* Do this *
Search the listing for the string "name" and copy every line that contains it.

--- START Given data ---

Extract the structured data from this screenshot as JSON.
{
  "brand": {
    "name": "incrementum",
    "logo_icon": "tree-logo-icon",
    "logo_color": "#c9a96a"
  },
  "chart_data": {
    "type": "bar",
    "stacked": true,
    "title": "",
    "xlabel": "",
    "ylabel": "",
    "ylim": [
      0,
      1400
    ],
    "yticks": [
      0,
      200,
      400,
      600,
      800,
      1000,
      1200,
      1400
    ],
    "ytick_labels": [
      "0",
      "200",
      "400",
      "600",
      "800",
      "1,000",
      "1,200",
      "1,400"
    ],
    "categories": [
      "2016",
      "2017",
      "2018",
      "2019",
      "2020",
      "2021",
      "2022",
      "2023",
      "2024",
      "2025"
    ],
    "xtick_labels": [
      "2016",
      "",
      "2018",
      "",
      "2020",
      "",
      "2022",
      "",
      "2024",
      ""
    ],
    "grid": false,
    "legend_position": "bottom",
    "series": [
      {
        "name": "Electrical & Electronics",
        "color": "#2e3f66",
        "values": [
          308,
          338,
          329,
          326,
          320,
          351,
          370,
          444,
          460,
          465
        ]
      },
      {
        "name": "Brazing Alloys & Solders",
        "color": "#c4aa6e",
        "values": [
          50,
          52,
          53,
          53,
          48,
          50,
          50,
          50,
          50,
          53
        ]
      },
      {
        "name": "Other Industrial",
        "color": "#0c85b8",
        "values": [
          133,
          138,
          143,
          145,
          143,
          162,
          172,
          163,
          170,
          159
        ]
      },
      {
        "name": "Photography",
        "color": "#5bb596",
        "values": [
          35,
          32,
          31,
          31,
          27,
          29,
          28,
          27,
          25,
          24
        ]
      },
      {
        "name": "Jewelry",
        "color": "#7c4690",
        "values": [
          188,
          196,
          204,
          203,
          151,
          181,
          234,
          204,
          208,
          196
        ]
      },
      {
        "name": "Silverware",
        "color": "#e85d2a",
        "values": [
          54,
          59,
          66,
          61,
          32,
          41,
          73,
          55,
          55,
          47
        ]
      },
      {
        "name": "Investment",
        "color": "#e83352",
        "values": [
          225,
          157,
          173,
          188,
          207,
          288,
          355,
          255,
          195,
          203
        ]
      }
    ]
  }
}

--- END Given data ---

* Solution to this problem *
    "name": "incrementum",
        "name": "Electrical & Electronics",
        "name": "Brazing Alloys & Solders",
        "name": "Other Industrial",
        "name": "Photography",
        "name": "Jewelry",
        "name": "Silverware",
        "name": "Investment",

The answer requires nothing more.